- [What is being asked]: It is required that all of the data be written out exactly.

- [Data section]:
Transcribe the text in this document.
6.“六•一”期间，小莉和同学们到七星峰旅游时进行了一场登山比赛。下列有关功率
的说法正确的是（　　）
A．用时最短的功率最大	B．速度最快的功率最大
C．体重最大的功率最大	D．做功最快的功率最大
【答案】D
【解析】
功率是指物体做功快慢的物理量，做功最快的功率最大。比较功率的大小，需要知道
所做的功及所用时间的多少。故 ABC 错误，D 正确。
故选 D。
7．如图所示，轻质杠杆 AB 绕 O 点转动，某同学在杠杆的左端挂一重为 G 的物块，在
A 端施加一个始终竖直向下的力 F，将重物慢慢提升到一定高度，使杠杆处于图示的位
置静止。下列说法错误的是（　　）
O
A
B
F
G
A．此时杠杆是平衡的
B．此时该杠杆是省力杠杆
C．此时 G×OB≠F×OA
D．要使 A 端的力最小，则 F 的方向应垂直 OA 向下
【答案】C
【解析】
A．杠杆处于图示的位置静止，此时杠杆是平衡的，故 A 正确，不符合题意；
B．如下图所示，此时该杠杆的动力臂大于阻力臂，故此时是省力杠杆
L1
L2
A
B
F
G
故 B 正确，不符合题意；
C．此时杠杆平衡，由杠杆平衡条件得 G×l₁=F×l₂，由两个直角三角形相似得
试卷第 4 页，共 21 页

- [Exercise output]:
Transcribe the text in this document.
6.“六•一”期间，小莉和同学们到七星峰旅游时进行了一场登山比赛。下列有关功率
的说法正确的是（　　）
A．用时最短的功率最大	B．速度最快的功率最大
C．体重最大的功率最大	D．做功最快的功率最大
【答案】D
【解析】
功率是指物体做功快慢的物理量，做功最快的功率最大。比较功率的大小，需要知道
所做的功及所用时间的多少。故 ABC 错误，D 正确。
故选 D。
7．如图所示，轻质杠杆 AB 绕 O 点转动，某同学在杠杆的左端挂一重为 G 的物块，在
A 端施加一个始终竖直向下的力 F，将重物慢慢提升到一定高度，使杠杆处于图示的位
置静止。下列说法错误的是（　　）
O
A
B
F
G
A．此时杠杆是平衡的
B．此时该杠杆是省力杠杆
C．此时 G×OB≠F×OA
D．要使 A 端的力最小，则 F 的方向应垂直 OA 向下
【答案】C
【解析】
A．杠杆处于图示的位置静止，此时杠杆是平衡的，故 A 正确，不符合题意；
B．如下图所示，此时该杠杆的动力臂大于阻力臂，故此时是省力杠杆
L1
L2
A
B
F
G
故 B 正确，不符合题意；
C．此时杠杆平衡，由杠杆平衡条件得 G×l₁=F×l₂，由两个直角三角形相似得
试卷第 4 页，共 21 页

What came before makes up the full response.